-- start of Text section --
While the Boeing surveillance aircraft kept watch on the pirates and their captive, the Navy ship that had steamed more than 300 miles to go to the captain's aid showed no sign of confronting the pirates.
There is no evidence, experts said, of any links between the pirates and Islamic militants in Somalia, and officials said the U.S. would have difficulty striking directly at pirate sanctuaries along the Somali coast, even though the U.S. military has fired missiles within Somalia several times in recent years at people suspected of links to al-Qaida.
Gen. David Petraeus, the head of U.S. Central Command, said Thursday that two additional ships would be sent in coming days to the region around the Gulf of Aden and the coast of Somalia to augment an international naval armada that has tried in vain to secure thousands of square nautical miles of sea.
The Gulf, one of the world's busiest and most important shipping lanes, is patrolled by an anti-piracy flotilla from the European Union and a U.S.-led coalition of ships, plus warships from Iran, Russia, India, China, Japan and other nations. But pirates using mother ships — oceangoing trawlers that carry speedier attack vessels — have extended their reach into the waters far off the East African coast. On Saturday, for example, a German freighter was hijacked about 400 miles offshore, between Kenya and the Seychelles.
-- end of Text section --
→ Tasks
a – Repeat the passage of the piracy text that opens with the words containing "There is no" and closes with "miles of sea.", changing "armada" to "fleet".
b – Answer these questions from the piracy text:
(i) How far had the Navy ship steamed to go to the captain's aid?
(ii) How many additional ships did Gen. David Petraeus say would be sent to the region?
(iii) Where was the German freighter hijacked on Saturday?
-- start of Dataset --
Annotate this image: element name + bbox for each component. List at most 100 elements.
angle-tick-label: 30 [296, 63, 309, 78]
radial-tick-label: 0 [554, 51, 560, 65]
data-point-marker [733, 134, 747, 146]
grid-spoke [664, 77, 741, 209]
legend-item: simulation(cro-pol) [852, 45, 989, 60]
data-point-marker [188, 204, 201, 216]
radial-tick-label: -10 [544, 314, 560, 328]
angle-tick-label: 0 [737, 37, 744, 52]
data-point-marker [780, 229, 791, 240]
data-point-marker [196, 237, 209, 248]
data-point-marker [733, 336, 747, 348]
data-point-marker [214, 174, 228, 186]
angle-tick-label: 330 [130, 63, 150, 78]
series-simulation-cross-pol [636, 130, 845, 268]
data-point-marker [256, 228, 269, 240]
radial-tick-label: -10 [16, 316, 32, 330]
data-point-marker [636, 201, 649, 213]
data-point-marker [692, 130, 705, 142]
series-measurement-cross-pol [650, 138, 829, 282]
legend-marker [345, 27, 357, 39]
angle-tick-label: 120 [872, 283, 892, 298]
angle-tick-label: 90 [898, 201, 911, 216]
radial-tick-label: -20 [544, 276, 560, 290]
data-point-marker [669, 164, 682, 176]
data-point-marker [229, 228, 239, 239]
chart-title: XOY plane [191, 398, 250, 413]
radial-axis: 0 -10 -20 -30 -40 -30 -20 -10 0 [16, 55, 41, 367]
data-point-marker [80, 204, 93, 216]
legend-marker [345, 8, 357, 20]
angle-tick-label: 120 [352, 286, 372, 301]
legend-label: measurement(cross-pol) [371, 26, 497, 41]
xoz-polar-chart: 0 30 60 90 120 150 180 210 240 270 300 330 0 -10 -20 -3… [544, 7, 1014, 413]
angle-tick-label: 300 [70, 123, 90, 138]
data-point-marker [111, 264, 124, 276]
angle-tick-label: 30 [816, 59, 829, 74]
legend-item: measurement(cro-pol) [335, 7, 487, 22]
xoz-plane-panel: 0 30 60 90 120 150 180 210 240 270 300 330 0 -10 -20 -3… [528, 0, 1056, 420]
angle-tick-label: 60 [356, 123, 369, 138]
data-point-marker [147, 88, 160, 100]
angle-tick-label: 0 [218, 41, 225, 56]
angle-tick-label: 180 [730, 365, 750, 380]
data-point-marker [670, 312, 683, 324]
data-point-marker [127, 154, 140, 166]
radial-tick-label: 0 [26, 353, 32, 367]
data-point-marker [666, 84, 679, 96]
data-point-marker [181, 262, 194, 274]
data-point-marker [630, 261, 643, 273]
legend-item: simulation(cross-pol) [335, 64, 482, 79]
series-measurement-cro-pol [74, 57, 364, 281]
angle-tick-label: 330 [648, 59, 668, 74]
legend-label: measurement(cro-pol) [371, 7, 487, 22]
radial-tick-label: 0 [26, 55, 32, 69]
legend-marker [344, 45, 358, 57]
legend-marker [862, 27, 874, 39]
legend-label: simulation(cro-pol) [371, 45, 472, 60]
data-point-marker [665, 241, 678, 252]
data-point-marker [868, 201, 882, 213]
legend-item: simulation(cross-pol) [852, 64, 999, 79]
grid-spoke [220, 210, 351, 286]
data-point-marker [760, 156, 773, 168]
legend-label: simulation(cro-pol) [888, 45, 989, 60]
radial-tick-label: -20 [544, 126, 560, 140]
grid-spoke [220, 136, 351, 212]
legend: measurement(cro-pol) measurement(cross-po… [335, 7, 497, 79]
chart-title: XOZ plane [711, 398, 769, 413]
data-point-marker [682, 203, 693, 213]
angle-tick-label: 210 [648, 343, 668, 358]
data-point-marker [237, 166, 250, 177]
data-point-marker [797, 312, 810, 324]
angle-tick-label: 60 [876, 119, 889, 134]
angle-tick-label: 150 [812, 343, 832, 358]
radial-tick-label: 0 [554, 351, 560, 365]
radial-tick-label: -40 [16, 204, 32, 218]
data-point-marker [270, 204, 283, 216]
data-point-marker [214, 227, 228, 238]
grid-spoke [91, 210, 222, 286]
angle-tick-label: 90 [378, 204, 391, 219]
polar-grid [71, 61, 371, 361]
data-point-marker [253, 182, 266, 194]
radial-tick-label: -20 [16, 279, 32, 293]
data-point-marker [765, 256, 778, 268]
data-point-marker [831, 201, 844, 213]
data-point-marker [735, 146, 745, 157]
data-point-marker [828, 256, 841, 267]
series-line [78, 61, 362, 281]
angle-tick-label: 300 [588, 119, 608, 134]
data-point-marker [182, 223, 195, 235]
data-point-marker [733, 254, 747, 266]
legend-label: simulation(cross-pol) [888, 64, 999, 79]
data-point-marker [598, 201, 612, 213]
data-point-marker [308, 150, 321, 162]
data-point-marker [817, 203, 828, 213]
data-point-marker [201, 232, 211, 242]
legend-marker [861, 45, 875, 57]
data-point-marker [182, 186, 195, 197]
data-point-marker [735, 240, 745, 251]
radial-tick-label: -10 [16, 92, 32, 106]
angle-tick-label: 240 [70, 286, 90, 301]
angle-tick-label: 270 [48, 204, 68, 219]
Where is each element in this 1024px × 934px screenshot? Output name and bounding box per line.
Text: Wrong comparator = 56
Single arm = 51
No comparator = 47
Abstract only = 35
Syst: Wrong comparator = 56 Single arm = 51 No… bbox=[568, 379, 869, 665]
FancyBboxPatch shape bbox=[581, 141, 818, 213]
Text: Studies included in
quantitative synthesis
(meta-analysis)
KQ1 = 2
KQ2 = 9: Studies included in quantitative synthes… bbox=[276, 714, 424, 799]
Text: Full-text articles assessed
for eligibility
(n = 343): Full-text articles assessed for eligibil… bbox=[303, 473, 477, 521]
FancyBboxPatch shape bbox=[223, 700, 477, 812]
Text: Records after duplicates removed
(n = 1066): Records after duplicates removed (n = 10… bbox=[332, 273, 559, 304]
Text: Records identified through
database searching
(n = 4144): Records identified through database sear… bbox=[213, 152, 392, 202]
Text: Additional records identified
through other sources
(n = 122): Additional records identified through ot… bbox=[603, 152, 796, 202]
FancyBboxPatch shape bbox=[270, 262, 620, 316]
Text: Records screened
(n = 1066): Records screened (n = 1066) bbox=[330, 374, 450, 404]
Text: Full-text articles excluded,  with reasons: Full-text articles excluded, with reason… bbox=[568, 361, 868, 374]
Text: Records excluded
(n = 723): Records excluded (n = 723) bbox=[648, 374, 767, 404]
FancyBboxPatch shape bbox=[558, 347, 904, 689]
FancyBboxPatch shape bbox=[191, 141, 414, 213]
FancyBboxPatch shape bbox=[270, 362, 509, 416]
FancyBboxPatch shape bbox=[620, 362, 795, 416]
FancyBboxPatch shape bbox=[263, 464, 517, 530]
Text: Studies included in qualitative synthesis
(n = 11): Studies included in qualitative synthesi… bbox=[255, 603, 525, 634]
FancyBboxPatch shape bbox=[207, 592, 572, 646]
-- end of Dataset --
→ Exercise solutions
a –
There is no evidence, experts said, of any links between the pirates and Islamic militants in Somalia, and officials said the U.S. would have difficulty striking directly at pirate sanctuaries along the Somali coast, even though the U.S. military has fired missiles within Somalia several times in recent years at people suspected of links to al-Qaida.
Gen. David Petraeus, the head of U.S. Central Command, said Thursday that two additional ships would be sent in coming days to the region around the Gulf of Aden and the coast of Somalia to augment an international naval fleet that has tried in vain to secure thousands of square nautical miles of sea.

b –
(i) More than 300 miles.
(ii) Two.
(iii) About 400 miles offshore, between Kenya and the Seychelles.